EXERCISE GOAL: Lines that include the word "name" are the ones to copy.

— START EXTRACTED MATERIAL —

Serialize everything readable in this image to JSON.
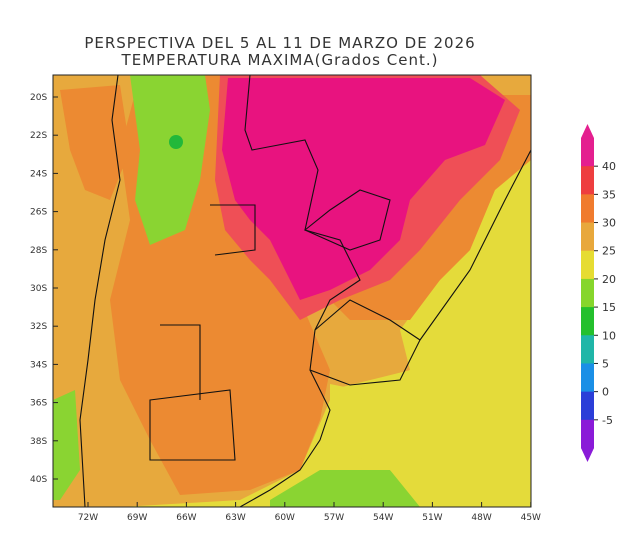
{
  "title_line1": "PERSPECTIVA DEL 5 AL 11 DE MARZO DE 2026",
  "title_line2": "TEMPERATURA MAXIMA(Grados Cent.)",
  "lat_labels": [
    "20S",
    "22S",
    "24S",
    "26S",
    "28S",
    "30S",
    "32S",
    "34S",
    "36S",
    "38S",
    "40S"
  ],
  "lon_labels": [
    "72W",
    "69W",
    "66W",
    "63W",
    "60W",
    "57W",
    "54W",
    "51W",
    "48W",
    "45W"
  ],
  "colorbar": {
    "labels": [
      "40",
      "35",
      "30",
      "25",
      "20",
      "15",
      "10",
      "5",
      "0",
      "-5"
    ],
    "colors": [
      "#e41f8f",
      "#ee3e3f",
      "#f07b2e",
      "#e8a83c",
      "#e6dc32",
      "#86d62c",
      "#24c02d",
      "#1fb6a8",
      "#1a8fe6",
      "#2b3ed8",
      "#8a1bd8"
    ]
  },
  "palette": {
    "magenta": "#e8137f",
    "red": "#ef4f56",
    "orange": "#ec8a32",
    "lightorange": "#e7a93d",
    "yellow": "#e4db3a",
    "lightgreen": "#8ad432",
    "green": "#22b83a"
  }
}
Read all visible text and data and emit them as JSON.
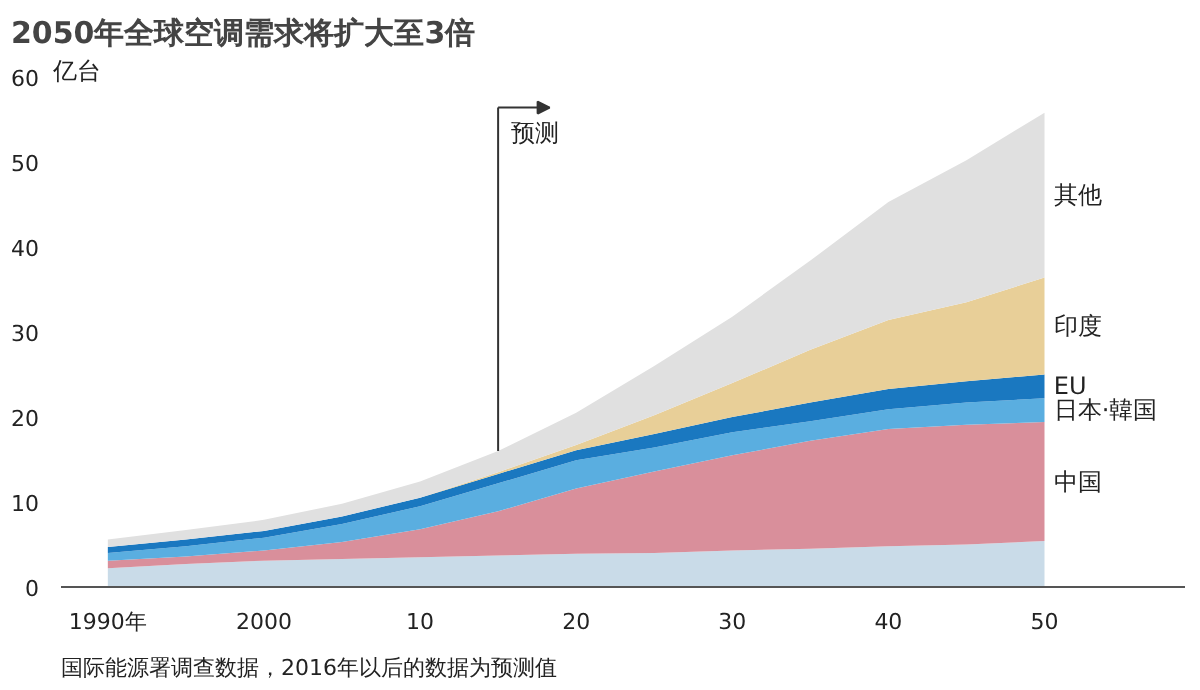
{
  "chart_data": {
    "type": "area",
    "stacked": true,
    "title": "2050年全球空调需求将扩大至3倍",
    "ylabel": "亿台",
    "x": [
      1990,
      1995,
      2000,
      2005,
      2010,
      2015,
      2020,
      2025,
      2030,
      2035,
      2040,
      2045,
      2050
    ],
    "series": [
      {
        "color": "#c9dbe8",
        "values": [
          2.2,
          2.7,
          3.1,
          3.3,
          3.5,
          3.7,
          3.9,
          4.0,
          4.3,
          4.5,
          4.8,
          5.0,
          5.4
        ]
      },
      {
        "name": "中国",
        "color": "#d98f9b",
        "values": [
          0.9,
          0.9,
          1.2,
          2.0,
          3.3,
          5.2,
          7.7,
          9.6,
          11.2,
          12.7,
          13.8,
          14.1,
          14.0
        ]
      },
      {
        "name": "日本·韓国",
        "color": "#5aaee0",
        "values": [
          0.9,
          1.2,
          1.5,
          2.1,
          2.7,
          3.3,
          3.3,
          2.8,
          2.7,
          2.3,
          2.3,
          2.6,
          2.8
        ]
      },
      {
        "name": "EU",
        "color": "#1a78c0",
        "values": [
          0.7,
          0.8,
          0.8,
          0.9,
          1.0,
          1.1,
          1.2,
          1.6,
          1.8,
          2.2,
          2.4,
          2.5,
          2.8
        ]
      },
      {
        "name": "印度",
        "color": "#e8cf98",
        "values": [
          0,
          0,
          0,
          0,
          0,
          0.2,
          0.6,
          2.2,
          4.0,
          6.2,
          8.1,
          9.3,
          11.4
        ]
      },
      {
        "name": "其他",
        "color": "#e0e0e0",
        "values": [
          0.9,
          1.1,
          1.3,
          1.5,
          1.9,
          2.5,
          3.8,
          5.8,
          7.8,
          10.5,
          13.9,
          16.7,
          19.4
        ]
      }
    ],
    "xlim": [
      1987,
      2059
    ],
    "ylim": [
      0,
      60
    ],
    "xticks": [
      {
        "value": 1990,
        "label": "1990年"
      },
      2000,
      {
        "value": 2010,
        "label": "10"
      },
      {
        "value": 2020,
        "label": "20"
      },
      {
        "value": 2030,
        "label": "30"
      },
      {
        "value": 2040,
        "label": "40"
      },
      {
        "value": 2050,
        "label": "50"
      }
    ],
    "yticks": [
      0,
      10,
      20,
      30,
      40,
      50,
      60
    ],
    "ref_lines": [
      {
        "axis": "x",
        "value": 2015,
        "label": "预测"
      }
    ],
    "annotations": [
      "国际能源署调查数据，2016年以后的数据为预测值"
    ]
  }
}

— END EXTRACTED MATERIAL —

SOLUTION FOR THIS TASK:
        "name": "中国",
        "name": "日本·韓国",
        "name": "EU",
        "name": "印度",
        "name": "其他",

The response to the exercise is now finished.